## Required task
Rewrite the lines of all the entries below, replacing each occurrence of "interactable" with "clickable" and leaving everything else unchanged. Omit the pictures from your answer.

## Data
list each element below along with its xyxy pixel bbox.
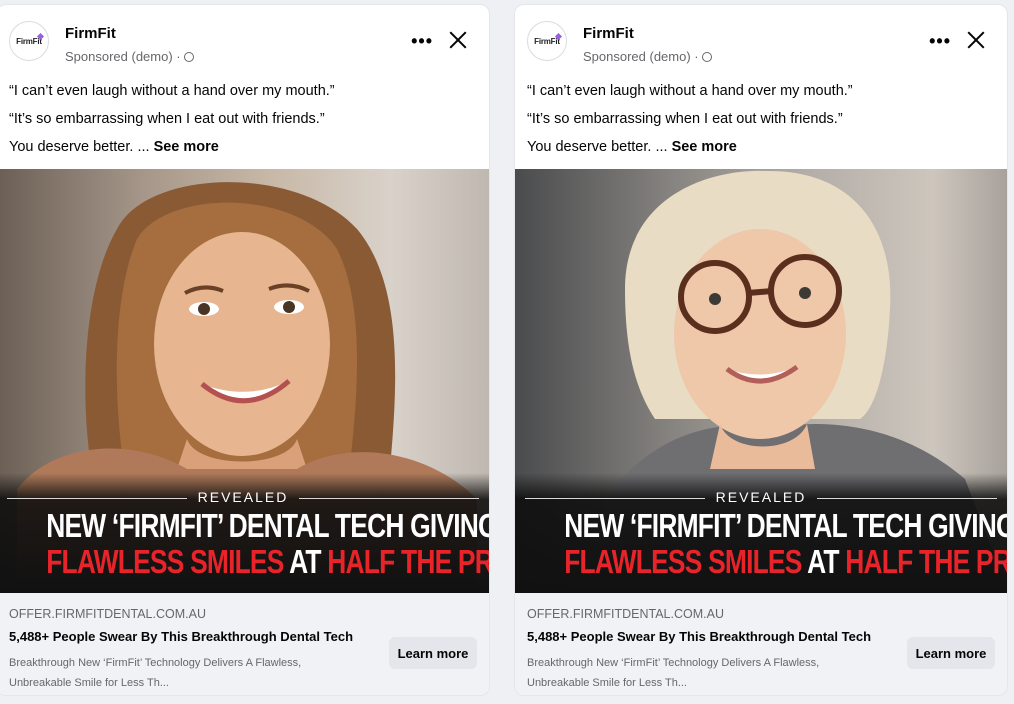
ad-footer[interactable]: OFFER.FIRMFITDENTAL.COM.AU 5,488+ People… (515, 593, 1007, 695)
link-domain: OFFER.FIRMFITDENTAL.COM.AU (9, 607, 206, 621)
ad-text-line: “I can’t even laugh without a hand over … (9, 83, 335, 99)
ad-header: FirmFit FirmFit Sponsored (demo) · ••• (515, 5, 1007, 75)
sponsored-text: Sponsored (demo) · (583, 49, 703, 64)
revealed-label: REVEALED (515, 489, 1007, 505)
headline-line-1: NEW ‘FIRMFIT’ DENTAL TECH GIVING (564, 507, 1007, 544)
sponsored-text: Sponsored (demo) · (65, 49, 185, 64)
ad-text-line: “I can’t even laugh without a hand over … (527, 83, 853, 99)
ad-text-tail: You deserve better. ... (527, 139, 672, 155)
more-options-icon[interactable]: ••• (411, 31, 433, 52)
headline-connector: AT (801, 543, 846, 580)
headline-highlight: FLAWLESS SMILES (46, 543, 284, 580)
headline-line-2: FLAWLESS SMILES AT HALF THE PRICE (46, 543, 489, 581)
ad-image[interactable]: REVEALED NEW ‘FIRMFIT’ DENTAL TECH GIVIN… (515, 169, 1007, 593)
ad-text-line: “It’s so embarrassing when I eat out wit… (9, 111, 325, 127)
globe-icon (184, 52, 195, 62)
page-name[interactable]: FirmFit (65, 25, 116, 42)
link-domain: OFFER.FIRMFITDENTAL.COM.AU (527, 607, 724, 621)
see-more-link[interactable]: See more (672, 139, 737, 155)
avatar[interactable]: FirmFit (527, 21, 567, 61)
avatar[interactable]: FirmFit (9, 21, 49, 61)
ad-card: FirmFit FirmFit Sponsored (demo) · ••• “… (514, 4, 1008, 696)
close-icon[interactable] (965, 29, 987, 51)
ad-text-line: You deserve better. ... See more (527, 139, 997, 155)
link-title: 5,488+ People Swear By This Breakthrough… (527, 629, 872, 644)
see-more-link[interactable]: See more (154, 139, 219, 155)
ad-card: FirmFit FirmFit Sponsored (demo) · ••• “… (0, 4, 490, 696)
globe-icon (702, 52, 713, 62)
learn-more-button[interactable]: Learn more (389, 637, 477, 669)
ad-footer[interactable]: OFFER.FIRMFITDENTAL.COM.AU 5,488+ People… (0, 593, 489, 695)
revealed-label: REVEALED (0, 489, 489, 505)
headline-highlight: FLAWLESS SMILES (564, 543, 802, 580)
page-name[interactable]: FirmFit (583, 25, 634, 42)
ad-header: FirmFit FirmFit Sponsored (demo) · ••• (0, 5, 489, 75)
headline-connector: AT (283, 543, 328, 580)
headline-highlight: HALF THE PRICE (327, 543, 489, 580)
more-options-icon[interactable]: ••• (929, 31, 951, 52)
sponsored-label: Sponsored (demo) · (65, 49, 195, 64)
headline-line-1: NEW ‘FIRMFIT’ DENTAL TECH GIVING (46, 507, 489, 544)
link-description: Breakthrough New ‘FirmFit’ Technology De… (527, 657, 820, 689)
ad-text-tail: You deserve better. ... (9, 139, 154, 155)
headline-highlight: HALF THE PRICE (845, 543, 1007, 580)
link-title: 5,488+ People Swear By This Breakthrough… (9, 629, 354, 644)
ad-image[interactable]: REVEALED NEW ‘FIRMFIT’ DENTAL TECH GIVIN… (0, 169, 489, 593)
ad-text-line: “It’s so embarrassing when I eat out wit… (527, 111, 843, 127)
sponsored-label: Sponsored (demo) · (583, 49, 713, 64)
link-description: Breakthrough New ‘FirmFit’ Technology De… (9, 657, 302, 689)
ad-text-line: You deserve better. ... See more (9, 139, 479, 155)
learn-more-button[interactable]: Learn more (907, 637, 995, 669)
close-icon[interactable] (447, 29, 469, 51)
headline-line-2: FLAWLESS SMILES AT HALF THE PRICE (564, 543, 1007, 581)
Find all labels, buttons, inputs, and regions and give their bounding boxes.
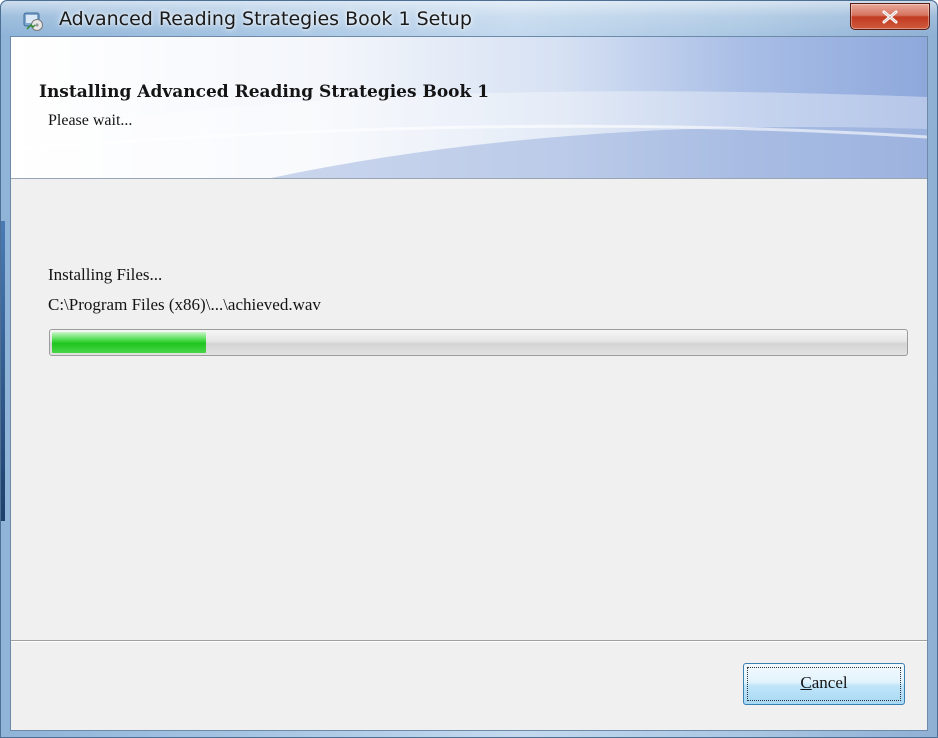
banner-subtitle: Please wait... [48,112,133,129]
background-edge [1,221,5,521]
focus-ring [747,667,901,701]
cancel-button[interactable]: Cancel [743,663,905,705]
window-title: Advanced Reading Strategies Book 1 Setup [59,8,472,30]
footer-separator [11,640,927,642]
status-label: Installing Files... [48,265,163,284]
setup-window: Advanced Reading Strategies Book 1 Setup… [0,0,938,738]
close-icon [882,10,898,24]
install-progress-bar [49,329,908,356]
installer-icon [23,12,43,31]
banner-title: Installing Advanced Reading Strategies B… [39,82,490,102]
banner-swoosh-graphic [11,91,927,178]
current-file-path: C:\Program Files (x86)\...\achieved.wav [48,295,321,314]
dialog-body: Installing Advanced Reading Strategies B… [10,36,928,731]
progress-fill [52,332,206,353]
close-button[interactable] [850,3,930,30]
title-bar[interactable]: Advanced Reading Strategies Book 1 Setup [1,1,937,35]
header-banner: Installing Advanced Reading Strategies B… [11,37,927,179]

## Solution
list each element below along with its xyxy pixel bbox.
ad-footer[clickable]: OFFER.FIRMFITDENTAL.COM.AU 5,488+ People… (515, 593, 1007, 695)
link-domain: OFFER.FIRMFITDENTAL.COM.AU (9, 607, 206, 621)
ad-text-line: “I can’t even laugh without a hand over … (9, 83, 335, 99)
ad-header: FirmFit FirmFit Sponsored (demo) · ••• (515, 5, 1007, 75)
sponsored-text: Sponsored (demo) · (583, 49, 703, 64)
revealed-label: REVEALED (515, 489, 1007, 505)
headline-line-1: NEW ‘FIRMFIT’ DENTAL TECH GIVING (564, 507, 1007, 544)
sponsored-text: Sponsored (demo) · (65, 49, 185, 64)
ad-text-line: “I can’t even laugh without a hand over … (527, 83, 853, 99)
ad-text-tail: You deserve better. ... (527, 139, 672, 155)
more-options-icon[clickable]: ••• (411, 31, 433, 52)
headline-connector: AT (801, 543, 846, 580)
headline-highlight: FLAWLESS SMILES (46, 543, 284, 580)
headline-line-2: FLAWLESS SMILES AT HALF THE PRICE (46, 543, 489, 581)
ad-image[clickable]: REVEALED NEW ‘FIRMFIT’ DENTAL TECH GIVIN… (515, 169, 1007, 593)
ad-text-line: “It’s so embarrassing when I eat out wit… (9, 111, 325, 127)
globe-icon (184, 52, 195, 62)
page-name[clickable]: FirmFit (65, 25, 116, 42)
link-domain: OFFER.FIRMFITDENTAL.COM.AU (527, 607, 724, 621)
see-more-link[clickable]: See more (672, 139, 737, 155)
avatar[clickable]: FirmFit (527, 21, 567, 61)
avatar[clickable]: FirmFit (9, 21, 49, 61)
ad-card: FirmFit FirmFit Sponsored (demo) · ••• “… (514, 4, 1008, 696)
close-icon[clickable] (965, 29, 987, 51)
ad-text-line: You deserve better. ... See more (527, 139, 997, 155)
link-title: 5,488+ People Swear By This Breakthrough… (527, 629, 872, 644)
see-more-link[clickable]: See more (154, 139, 219, 155)
ad-card: FirmFit FirmFit Sponsored (demo) · ••• “… (0, 4, 490, 696)
globe-icon (702, 52, 713, 62)
learn-more-button[clickable]: Learn more (389, 637, 477, 669)
ad-footer[clickable]: OFFER.FIRMFITDENTAL.COM.AU 5,488+ People… (0, 593, 489, 695)
revealed-label: REVEALED (0, 489, 489, 505)
headline-highlight: FLAWLESS SMILES (564, 543, 802, 580)
page-name[clickable]: FirmFit (583, 25, 634, 42)
ad-header: FirmFit FirmFit Sponsored (demo) · ••• (0, 5, 489, 75)
headline-connector: AT (283, 543, 328, 580)
headline-highlight: HALF THE PRICE (327, 543, 489, 580)
more-options-icon[clickable]: ••• (929, 31, 951, 52)
sponsored-label: Sponsored (demo) · (65, 49, 195, 64)
headline-line-1: NEW ‘FIRMFIT’ DENTAL TECH GIVING (46, 507, 489, 544)
link-description: Breakthrough New ‘FirmFit’ Technology De… (527, 657, 820, 689)
ad-text-tail: You deserve better. ... (9, 139, 154, 155)
headline-highlight: HALF THE PRICE (845, 543, 1007, 580)
link-title: 5,488+ People Swear By This Breakthrough… (9, 629, 354, 644)
ad-image[clickable]: REVEALED NEW ‘FIRMFIT’ DENTAL TECH GIVIN… (0, 169, 489, 593)
ad-text-line: “It’s so embarrassing when I eat out wit… (527, 111, 843, 127)
sponsored-label: Sponsored (demo) · (583, 49, 713, 64)
link-description: Breakthrough New ‘FirmFit’ Technology De… (9, 657, 302, 689)
ad-text-line: You deserve better. ... See more (9, 139, 479, 155)
learn-more-button[clickable]: Learn more (907, 637, 995, 669)
close-icon[clickable] (447, 29, 469, 51)
headline-line-2: FLAWLESS SMILES AT HALF THE PRICE (564, 543, 1007, 581)
Find all labels, buttons, inputs, and regions and give their bounding boxes.
banner-subtitle: Please wait... [48,112,133,129]
background-edge [1,221,5,521]
focus-ring [747,667,901,701]
cancel-button[clickable]: Cancel [743,663,905,705]
window-title: Advanced Reading Strategies Book 1 Setup [59,8,472,30]
footer-separator [11,640,927,642]
status-label: Installing Files... [48,265,163,284]
setup-window: Advanced Reading Strategies Book 1 Setup… [0,0,938,738]
close-icon [882,10,898,24]
install-progress-bar [49,329,908,356]
installer-icon [23,12,43,31]
banner-title: Installing Advanced Reading Strategies B… [39,82,490,102]
banner-swoosh-graphic [11,91,927,178]
current-file-path: C:\Program Files (x86)\...\achieved.wav [48,295,321,314]
dialog-body: Installing Advanced Reading Strategies B… [10,36,928,731]
progress-fill [52,332,206,353]
close-button[clickable] [850,3,930,30]
title-bar[clickable]: Advanced Reading Strategies Book 1 Setup [1,1,937,35]
header-banner: Installing Advanced Reading Strategies B… [11,37,927,179]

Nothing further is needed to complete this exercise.